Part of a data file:
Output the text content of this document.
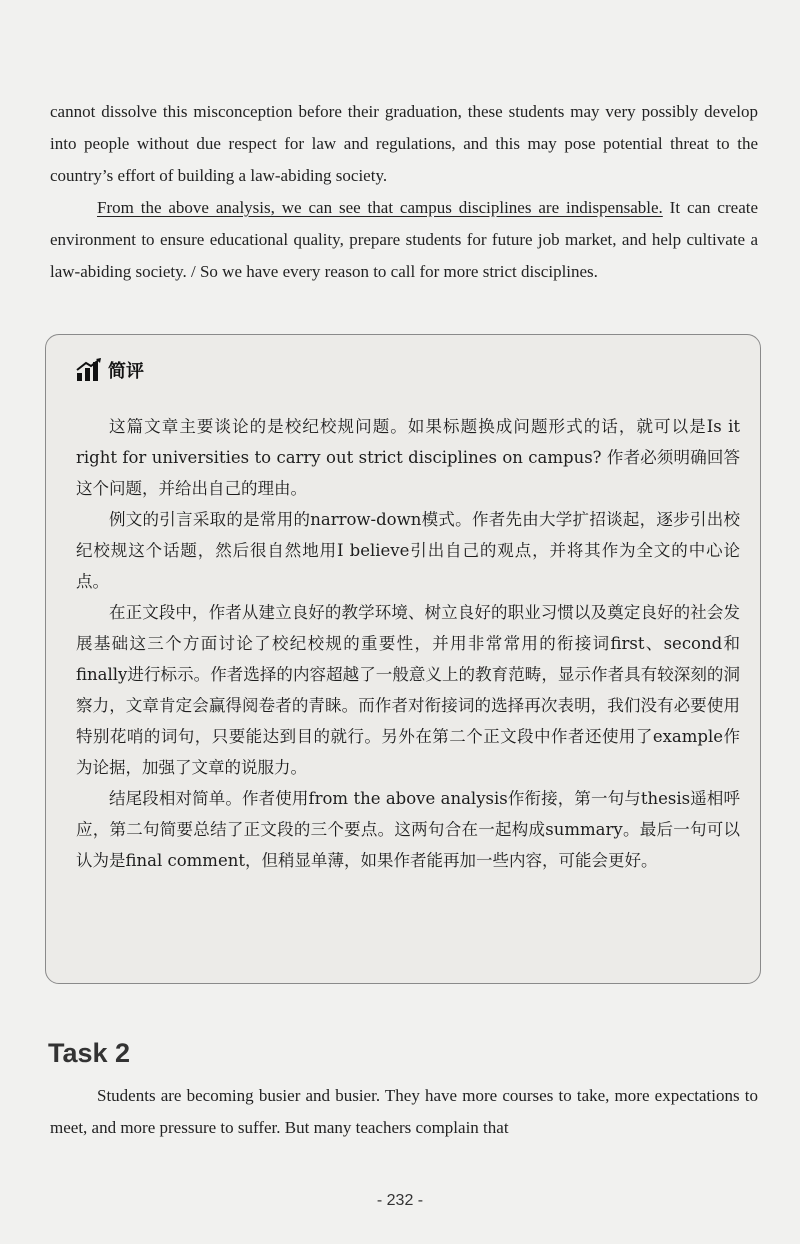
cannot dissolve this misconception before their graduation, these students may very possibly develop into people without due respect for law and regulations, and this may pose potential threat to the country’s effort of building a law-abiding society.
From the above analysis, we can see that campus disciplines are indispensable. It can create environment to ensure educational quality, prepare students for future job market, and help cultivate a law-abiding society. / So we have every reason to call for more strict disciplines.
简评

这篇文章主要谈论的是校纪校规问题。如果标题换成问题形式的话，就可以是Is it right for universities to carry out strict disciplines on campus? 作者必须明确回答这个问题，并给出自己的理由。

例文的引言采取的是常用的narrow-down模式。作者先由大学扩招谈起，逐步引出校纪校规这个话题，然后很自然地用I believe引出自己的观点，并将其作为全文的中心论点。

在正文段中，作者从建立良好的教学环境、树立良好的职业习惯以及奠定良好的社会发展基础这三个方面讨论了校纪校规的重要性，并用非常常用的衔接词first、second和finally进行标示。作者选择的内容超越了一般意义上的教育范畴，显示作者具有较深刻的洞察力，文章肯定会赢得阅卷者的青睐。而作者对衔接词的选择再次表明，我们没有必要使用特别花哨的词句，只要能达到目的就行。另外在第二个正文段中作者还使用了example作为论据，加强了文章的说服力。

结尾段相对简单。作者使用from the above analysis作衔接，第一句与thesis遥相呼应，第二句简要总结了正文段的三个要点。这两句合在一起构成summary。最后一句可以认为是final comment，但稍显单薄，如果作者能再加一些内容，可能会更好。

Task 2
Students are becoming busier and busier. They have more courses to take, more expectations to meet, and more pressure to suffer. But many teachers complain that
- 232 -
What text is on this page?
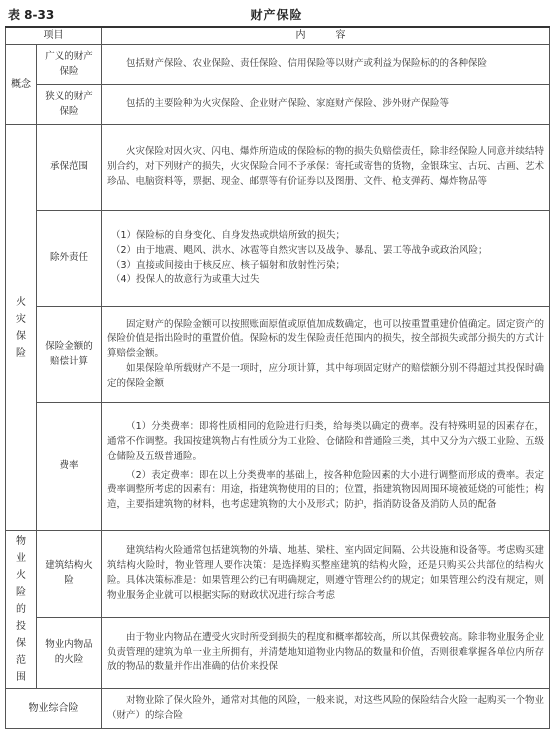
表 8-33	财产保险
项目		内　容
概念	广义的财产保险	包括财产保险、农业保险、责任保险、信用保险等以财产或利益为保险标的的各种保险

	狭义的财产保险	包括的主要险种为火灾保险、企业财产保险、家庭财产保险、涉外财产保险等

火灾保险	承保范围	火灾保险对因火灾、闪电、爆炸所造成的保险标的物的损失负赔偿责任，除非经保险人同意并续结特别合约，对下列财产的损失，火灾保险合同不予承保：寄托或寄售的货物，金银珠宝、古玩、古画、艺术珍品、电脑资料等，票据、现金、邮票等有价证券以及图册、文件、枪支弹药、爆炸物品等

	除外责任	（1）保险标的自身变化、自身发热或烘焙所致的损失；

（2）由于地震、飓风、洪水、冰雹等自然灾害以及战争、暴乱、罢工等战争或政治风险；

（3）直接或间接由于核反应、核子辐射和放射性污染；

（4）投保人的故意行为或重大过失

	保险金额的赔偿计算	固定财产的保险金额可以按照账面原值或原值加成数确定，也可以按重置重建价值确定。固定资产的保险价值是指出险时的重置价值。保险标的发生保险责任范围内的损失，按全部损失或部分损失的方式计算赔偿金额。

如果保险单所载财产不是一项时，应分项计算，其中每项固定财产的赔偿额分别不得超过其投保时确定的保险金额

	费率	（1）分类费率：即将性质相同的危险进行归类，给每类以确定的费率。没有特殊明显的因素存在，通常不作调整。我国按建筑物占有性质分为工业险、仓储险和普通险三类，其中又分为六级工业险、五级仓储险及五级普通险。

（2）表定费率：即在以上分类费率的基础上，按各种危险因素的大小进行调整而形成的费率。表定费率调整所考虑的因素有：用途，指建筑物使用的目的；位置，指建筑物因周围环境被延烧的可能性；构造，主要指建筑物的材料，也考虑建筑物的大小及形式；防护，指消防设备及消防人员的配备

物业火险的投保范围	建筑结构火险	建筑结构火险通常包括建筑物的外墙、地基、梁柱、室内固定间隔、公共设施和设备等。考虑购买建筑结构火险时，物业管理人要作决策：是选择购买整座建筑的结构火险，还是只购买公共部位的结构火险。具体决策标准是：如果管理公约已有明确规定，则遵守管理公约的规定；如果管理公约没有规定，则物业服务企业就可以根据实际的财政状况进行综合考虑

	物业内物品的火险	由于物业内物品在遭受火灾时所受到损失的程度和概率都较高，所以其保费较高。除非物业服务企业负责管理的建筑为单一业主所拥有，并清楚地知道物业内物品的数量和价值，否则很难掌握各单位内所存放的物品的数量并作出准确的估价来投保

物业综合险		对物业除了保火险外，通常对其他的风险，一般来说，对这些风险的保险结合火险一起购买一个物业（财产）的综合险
--
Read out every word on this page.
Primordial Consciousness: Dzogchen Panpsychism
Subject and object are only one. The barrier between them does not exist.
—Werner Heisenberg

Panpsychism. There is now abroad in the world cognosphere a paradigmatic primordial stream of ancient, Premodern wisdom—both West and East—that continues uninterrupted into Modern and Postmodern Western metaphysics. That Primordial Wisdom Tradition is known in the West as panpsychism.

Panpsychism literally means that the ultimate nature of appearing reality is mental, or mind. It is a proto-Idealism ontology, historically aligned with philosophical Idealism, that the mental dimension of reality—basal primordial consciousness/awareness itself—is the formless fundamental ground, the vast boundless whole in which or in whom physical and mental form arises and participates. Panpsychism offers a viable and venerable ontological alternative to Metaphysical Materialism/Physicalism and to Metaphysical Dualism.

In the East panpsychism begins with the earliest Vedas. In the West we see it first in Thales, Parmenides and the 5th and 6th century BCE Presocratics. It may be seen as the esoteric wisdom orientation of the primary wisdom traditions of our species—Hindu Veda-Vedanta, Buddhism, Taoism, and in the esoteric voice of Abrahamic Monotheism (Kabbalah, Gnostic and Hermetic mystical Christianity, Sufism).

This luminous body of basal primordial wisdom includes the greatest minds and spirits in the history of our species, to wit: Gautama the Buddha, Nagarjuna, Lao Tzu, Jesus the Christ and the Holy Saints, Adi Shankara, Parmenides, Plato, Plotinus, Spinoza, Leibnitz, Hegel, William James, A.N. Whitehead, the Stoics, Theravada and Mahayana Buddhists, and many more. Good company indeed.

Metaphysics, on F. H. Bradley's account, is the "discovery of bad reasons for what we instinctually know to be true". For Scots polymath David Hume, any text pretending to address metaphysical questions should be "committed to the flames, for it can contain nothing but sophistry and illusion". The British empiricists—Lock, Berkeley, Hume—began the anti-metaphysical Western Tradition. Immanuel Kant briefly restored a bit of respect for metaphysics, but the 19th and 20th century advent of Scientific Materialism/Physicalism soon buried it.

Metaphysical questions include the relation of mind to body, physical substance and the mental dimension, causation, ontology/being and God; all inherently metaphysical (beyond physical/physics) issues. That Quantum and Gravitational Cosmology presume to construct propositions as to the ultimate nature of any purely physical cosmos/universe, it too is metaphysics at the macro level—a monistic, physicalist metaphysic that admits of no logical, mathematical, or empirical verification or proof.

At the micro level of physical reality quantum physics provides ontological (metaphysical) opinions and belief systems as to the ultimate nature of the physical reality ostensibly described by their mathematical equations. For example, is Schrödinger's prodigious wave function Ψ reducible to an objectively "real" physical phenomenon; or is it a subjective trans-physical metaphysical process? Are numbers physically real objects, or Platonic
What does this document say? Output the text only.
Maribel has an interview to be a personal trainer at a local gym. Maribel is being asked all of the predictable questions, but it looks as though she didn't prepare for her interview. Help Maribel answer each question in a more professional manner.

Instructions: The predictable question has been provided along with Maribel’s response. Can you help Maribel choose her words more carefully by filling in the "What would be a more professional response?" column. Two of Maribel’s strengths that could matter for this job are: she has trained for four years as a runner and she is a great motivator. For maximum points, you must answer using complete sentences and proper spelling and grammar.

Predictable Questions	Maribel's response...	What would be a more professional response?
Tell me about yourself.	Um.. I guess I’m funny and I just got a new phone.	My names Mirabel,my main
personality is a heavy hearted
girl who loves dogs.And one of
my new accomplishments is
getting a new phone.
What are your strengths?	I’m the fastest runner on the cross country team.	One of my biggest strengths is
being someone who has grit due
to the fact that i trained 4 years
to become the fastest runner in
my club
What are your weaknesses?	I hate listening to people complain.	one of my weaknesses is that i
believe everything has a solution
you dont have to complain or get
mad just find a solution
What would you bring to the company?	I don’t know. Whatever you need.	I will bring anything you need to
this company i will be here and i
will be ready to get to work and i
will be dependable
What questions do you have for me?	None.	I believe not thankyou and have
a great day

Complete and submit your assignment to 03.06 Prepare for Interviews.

INSTRUCTIONS TO FOLLOW:
Pull out all lines from the listing that contain the string "have".

RESULT OF THIS TASK:
From the above analysis, we can see that campus disciplines are indispensable. It can create environment to ensure educational quality, prepare students for future job market, and help cultivate a law-abiding society. / So we have every reason to call for more strict disciplines.
Students are becoming busier and busier. They have more courses to take, more expectations to meet, and more pressure to suffer. But many teachers complain that
you dont have to complain or get
What questions do you have for me?	None.	I believe not thankyou and have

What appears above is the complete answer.